- Task:
Images embedded in the records are excluded; print everything else exactly as given.

(Collected data)

━━━━━━━━━━

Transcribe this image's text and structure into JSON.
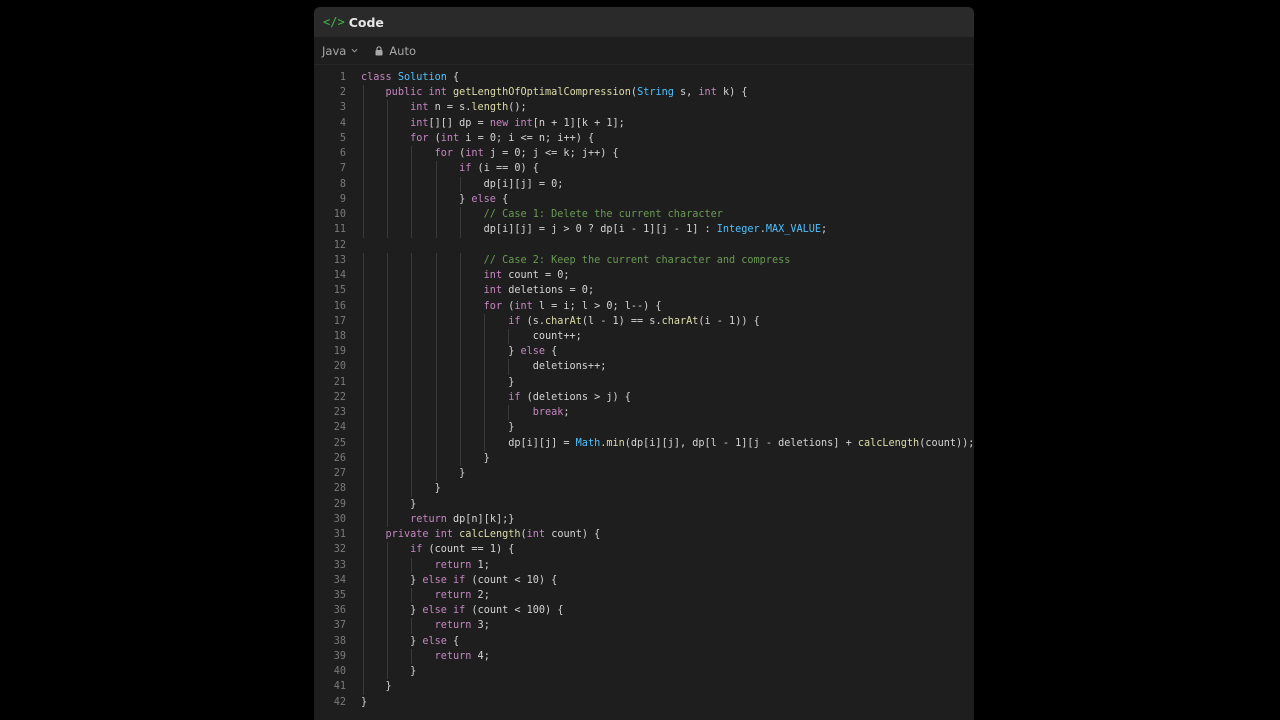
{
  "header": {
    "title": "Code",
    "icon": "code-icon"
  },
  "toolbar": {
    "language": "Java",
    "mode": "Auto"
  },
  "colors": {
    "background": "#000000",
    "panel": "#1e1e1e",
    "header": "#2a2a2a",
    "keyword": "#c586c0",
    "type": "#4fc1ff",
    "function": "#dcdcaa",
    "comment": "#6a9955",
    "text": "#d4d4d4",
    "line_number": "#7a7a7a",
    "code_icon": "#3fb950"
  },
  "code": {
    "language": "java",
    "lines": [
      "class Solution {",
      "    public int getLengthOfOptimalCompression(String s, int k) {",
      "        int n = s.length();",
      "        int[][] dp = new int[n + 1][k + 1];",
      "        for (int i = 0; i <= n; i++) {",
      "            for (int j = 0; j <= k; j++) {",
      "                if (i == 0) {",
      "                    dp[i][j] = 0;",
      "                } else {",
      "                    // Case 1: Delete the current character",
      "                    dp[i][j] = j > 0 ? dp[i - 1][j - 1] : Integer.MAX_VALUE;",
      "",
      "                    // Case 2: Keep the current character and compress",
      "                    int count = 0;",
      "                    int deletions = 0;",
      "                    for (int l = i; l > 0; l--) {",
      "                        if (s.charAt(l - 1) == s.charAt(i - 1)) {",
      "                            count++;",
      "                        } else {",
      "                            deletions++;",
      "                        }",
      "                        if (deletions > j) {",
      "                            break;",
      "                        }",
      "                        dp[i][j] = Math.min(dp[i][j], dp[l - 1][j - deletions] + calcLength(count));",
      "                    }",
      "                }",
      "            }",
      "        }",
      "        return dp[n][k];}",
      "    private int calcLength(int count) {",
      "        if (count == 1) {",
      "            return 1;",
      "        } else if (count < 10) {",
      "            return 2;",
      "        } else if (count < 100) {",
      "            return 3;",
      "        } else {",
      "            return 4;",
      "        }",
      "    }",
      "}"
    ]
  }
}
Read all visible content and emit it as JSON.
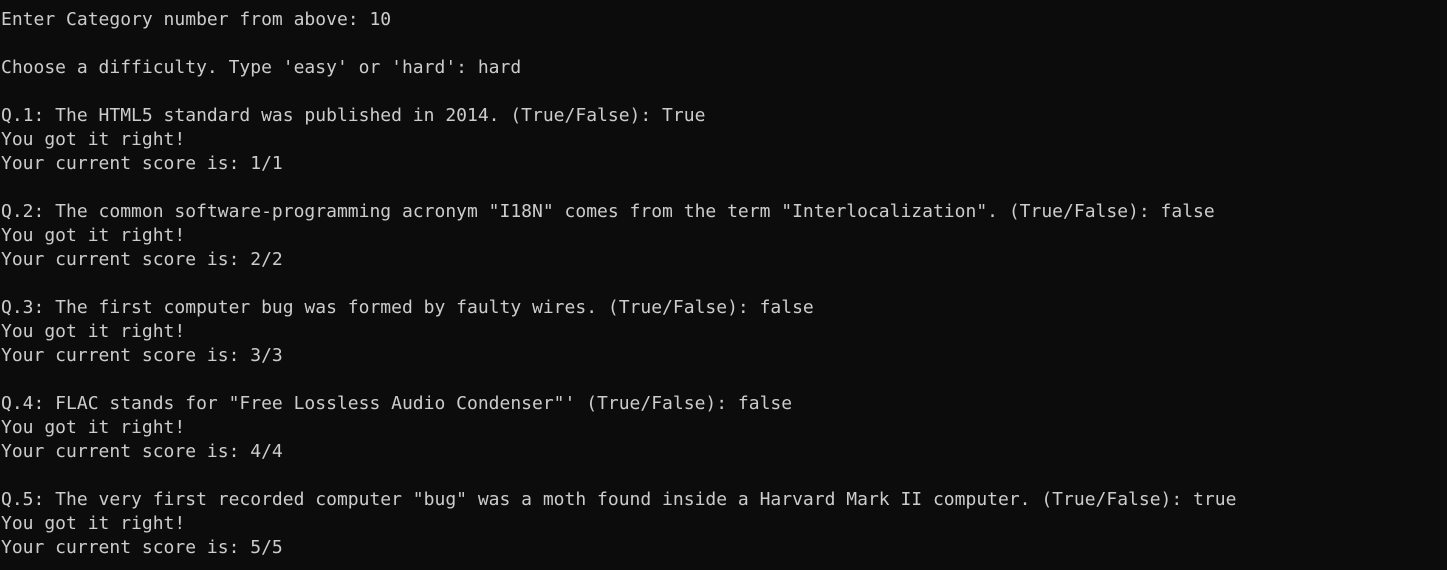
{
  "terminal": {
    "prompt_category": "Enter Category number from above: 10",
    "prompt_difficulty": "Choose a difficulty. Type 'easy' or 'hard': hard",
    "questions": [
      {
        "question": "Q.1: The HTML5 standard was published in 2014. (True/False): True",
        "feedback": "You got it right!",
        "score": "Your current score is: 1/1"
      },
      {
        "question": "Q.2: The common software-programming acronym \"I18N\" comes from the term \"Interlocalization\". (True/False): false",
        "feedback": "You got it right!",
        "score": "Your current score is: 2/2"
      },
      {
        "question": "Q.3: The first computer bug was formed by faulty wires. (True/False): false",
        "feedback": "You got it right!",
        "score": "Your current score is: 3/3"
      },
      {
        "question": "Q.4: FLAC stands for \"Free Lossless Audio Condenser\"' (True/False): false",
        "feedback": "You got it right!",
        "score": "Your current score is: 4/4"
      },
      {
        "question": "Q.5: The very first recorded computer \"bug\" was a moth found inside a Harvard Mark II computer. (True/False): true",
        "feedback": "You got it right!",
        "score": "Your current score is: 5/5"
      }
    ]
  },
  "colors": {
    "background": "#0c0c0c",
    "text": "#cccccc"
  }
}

━━━━━━━━━━

- Output:
Transcribe this image's text and structure into JSON.
{
  "header": {
    "title": "Code",
    "icon": "code-icon"
  },
  "toolbar": {
    "language": "Java",
    "mode": "Auto"
  },
  "colors": {
    "background": "#000000",
    "panel": "#1e1e1e",
    "header": "#2a2a2a",
    "keyword": "#c586c0",
    "type": "#4fc1ff",
    "function": "#dcdcaa",
    "comment": "#6a9955",
    "text": "#d4d4d4",
    "line_number": "#7a7a7a",
    "code_icon": "#3fb950"
  },
  "code": {
    "language": "java",
    "lines": [
      "class Solution {",
      "    public int getLengthOfOptimalCompression(String s, int k) {",
      "        int n = s.length();",
      "        int[][] dp = new int[n + 1][k + 1];",
      "        for (int i = 0; i <= n; i++) {",
      "            for (int j = 0; j <= k; j++) {",
      "                if (i == 0) {",
      "                    dp[i][j] = 0;",
      "                } else {",
      "                    // Case 1: Delete the current character",
      "                    dp[i][j] = j > 0 ? dp[i - 1][j - 1] : Integer.MAX_VALUE;",
      "",
      "                    // Case 2: Keep the current character and compress",
      "                    int count = 0;",
      "                    int deletions = 0;",
      "                    for (int l = i; l > 0; l--) {",
      "                        if (s.charAt(l - 1) == s.charAt(i - 1)) {",
      "                            count++;",
      "                        } else {",
      "                            deletions++;",
      "                        }",
      "                        if (deletions > j) {",
      "                            break;",
      "                        }",
      "                        dp[i][j] = Math.min(dp[i][j], dp[l - 1][j - deletions] + calcLength(count));",
      "                    }",
      "                }",
      "            }",
      "        }",
      "        return dp[n][k];}",
      "    private int calcLength(int count) {",
      "        if (count == 1) {",
      "            return 1;",
      "        } else if (count < 10) {",
      "            return 2;",
      "        } else if (count < 100) {",
      "            return 3;",
      "        } else {",
      "            return 4;",
      "        }",
      "    }",
      "}"
    ]
  }
}
Read all visible content and emit it as JSON.
{
  "terminal": {
    "prompt_category": "Enter Category number from above: 10",
    "prompt_difficulty": "Choose a difficulty. Type 'easy' or 'hard': hard",
    "questions": [
      {
        "question": "Q.1: The HTML5 standard was published in 2014. (True/False): True",
        "feedback": "You got it right!",
        "score": "Your current score is: 1/1"
      },
      {
        "question": "Q.2: The common software-programming acronym \"I18N\" comes from the term \"Interlocalization\". (True/False): false",
        "feedback": "You got it right!",
        "score": "Your current score is: 2/2"
      },
      {
        "question": "Q.3: The first computer bug was formed by faulty wires. (True/False): false",
        "feedback": "You got it right!",
        "score": "Your current score is: 3/3"
      },
      {
        "question": "Q.4: FLAC stands for \"Free Lossless Audio Condenser\"' (True/False): false",
        "feedback": "You got it right!",
        "score": "Your current score is: 4/4"
      },
      {
        "question": "Q.5: The very first recorded computer \"bug\" was a moth found inside a Harvard Mark II computer. (True/False): true",
        "feedback": "You got it right!",
        "score": "Your current score is: 5/5"
      }
    ]
  },
  "colors": {
    "background": "#0c0c0c",
    "text": "#cccccc"
  }
}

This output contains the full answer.